::: RECORDED DATA
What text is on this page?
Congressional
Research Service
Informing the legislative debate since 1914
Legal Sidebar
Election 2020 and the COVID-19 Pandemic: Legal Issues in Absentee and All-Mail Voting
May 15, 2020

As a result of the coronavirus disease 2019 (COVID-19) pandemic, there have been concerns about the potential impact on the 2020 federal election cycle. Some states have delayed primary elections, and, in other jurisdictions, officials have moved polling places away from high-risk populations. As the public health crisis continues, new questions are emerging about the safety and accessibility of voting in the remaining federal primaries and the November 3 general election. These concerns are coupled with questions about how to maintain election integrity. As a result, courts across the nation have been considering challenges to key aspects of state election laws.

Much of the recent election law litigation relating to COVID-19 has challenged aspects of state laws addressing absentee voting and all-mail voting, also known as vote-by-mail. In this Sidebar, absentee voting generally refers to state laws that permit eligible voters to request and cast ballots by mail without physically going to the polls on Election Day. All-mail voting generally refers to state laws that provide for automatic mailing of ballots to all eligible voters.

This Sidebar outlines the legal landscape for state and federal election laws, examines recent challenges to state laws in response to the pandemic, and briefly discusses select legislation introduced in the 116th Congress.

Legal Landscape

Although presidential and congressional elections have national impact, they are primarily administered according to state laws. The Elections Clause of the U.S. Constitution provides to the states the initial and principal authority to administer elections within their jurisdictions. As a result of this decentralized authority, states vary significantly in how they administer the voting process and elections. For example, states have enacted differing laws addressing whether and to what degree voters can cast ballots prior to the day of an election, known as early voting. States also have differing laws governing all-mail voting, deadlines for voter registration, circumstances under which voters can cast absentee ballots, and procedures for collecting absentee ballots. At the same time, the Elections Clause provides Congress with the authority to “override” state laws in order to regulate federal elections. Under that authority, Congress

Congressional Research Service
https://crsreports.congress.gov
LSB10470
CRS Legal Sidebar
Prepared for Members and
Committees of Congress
::::::
::: RECORDED DATA
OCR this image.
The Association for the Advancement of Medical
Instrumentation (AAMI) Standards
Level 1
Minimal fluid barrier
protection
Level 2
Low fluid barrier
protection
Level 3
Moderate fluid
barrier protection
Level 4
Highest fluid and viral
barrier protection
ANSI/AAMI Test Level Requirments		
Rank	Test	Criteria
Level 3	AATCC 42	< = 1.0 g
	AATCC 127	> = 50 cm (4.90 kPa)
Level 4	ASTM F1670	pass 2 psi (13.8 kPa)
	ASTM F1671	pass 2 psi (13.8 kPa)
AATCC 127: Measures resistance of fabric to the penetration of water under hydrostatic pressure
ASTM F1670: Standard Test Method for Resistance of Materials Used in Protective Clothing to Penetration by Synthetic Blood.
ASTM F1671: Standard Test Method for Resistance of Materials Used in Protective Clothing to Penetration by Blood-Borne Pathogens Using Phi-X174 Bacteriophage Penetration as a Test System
::::::
::: RECORDED DATA
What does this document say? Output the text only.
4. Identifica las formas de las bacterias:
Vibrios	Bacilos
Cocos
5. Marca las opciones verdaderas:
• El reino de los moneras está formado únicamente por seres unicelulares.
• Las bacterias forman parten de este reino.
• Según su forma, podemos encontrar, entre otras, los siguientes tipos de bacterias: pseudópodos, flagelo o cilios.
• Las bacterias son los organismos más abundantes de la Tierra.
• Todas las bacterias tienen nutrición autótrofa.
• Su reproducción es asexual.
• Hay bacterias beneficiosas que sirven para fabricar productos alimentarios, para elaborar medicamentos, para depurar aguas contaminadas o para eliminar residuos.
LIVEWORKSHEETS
::::::
PROMPT: The answer must be every line from the records above that contains "jurisdictions".

ANSWER SPACE:
As a result of the coronavirus disease 2019 (COVID-19) pandemic, there have been concerns about the potential impact on the 2020 federal election cycle. Some states have delayed primary elections, and, in other jurisdictions, officials have moved polling places away from high-risk populations. As the public health crisis continues, new questions are emerging about the safety and accessibility of voting in the remaining federal primaries and the November 3 general election. These concerns are coupled with questions about how to maintain election integrity. As a result, courts across the nation have been considering challenges to key aspects of state election laws.
Although presidential and congressional elections have national impact, they are primarily administered according to state laws. The Elections Clause of the U.S. Constitution provides to the states the initial and principal authority to administer elections within their jurisdictions. As a result of this decentralized authority, states vary significantly in how they administer the voting process and elections. For example, states have enacted differing laws addressing whether and to what degree voters can cast ballots prior to the day of an election, known as early voting. States also have differing laws governing all-mail voting, deadlines for voter registration, circumstances under which voters can cast absentee ballots, and procedures for collecting absentee ballots. At the same time, the Elections Clause provides Congress with the authority to “override” state laws in order to regulate federal elections. Under that authority, Congress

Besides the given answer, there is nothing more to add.